● TESTO FORNITO
------------------------------------

Simone, la ragazza di Berlino Est

Sessant'anni fa veniva costruito il Muro di Berlino che per 28 anni divise famiglie, amici, un popolo. Il ricordo commovente di una ragazza cresciuta oltre il Muro.
Simone, la ragazza di Berlino Est
«Eravamo abituati al grigiore. Nei negozi gli abiti, tutti uguali, erano solo blu o marrone. Poi a Natale arrivava il pacco dai parenti dell'Ovest con i vestiti usati, la cioccolata».
Simone è una donna tedesca che vive in Italia ormai da 25 anni. Non era ancora nata quando il
13 agosto 1961 venne costruita la barriera di protezione antifascista, meglio conosciuta come il Muro di Berlino, che divideva la Repubblica Democratica Tedesca, filosovietica, ad Est e la Repubblica Federale di Germania controllata da Francia, Regno Unito e U.S.A., ad Ovest.

Quando è stato costruito il muro di Berlino?

Folla sul muro durante la caduta nella notte del 9 novembre 1989
9 novembre 1989. Cittadini di Berlino est e Berlino ovest iniziano a circolare liberamente da una parte all'altra del Muro.
Foto di ANSA/STF


Simbolo della guerra fredda, venne costruito durante la notte. Nelle prime ore era formato da una fila di soldati con mitra puntato verso chiunque si fosse avvicinato. Questa scena agghiacciante si presentò, senza preavviso nel pieno della notte, davanti agli occhi di giovani tedeschi che tornavano dalle discoteche, dove avevano trascorso la serata in compagnia degli amici. 
Improvvisamente la via per tornare a casa, per andare al lavoro, all’università, per abbracciare i propri familiari, era interrotta.

A scuola non si parlava del Muro

Simone sulla giostra a cavalli
Una volta all'anno anche a Lengefeld arrivavano le giostre.


Simone viveva a Lengefeld, vicino al confine con la Repubblica Ceca: «A scuola non si parlava del Muro e del perché era stato costruito. Ci dicevano che serviva per proteggerci, ma non ci hanno insegnato nulla di ciò che era storicamente successo, davano informazioni unilaterali. Ci insegnavano solamente quello che conveniva al SED (Partito di Unità Socialista). D’altro canto abbiamo imparato tutto sull’Unione Sovietica… Tutto era focalizzato lì e se ne poteva parlare solo bene». 
Già a scuola i giovani venivano inquadrati e selezionati. «Avevamo un professore di storia che probabilmente faceva parte della Stasi (il Ministero per la Sicurezza di Stato, ndr.).

------------------------------------

● ESTRATTO DELLA FONTE

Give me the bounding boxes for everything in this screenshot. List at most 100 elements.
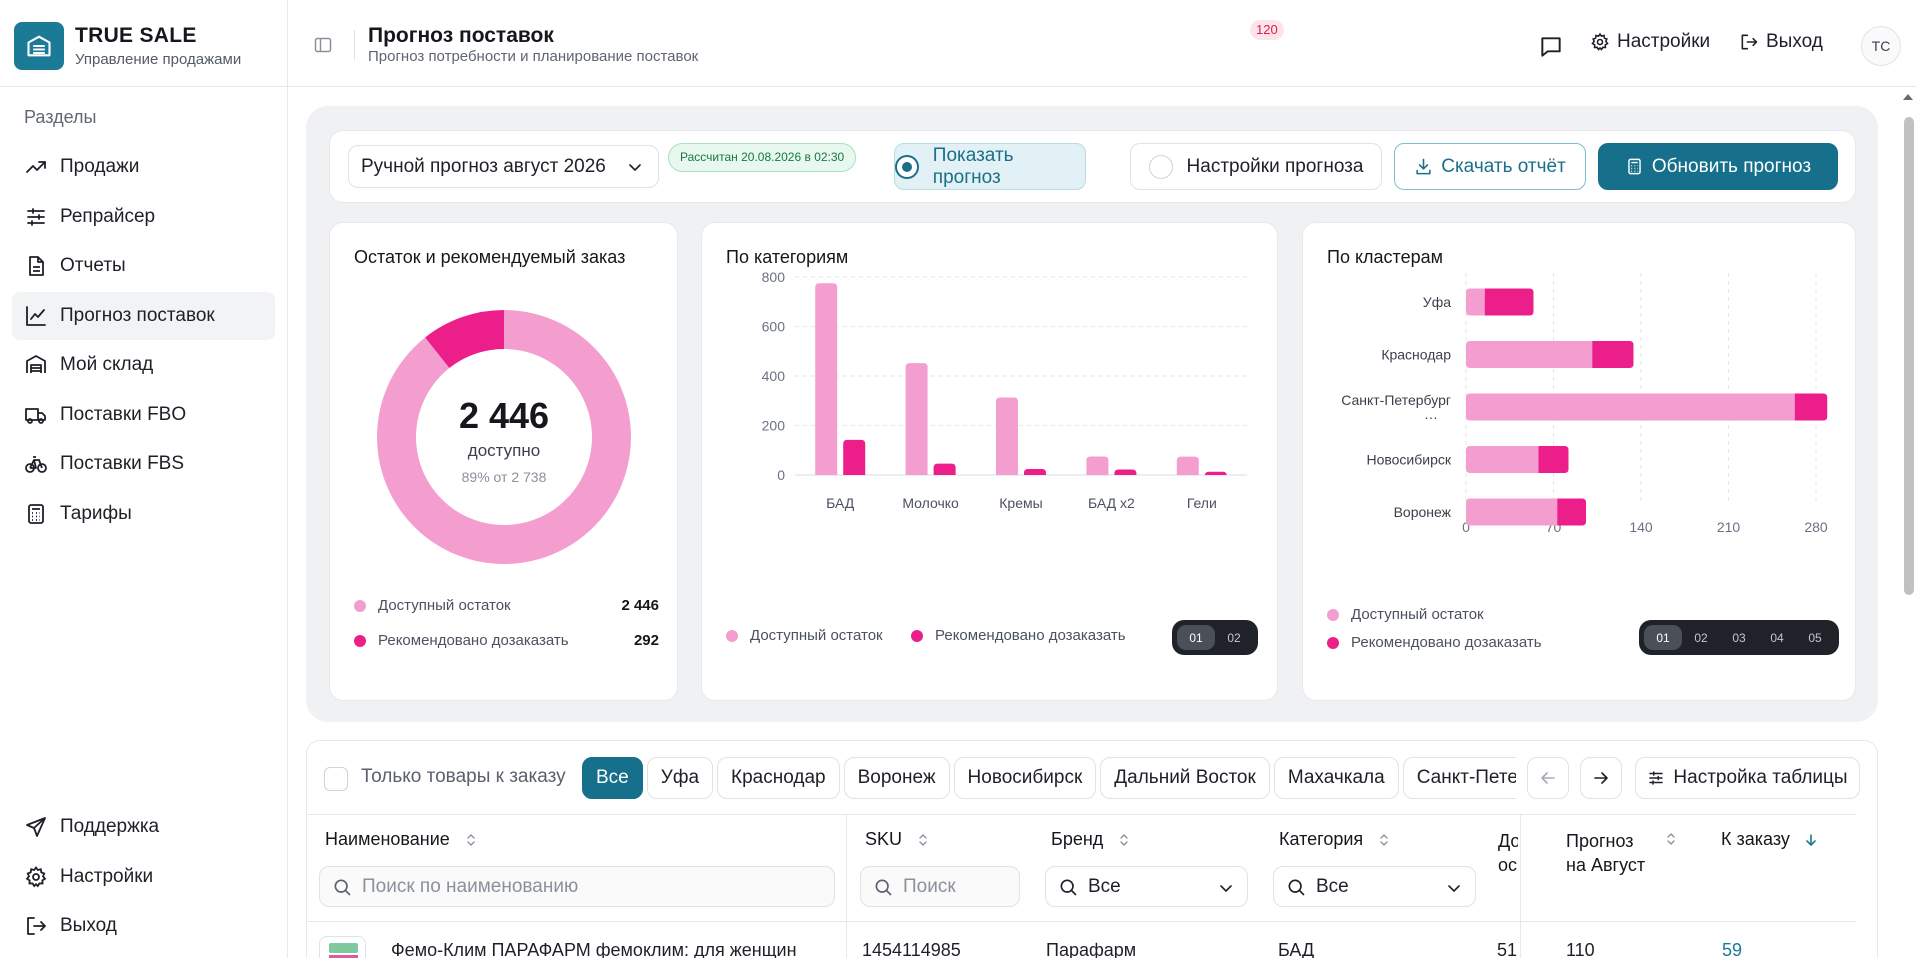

------------------------------------

● INDICAZIONI E REQUISITI
Traduci in inglese questa frase tratta dal testo sul Muro di Berlino: «Improvvisamente la via per tornare a casa, per andare al lavoro, all’università, per abbracciare i propri familiari, era interrotta.»

● SOLUZIONE QUI SOTTO
Suddenly the way to get back home, to go to work, to the university, to embrace one's family, was cut off.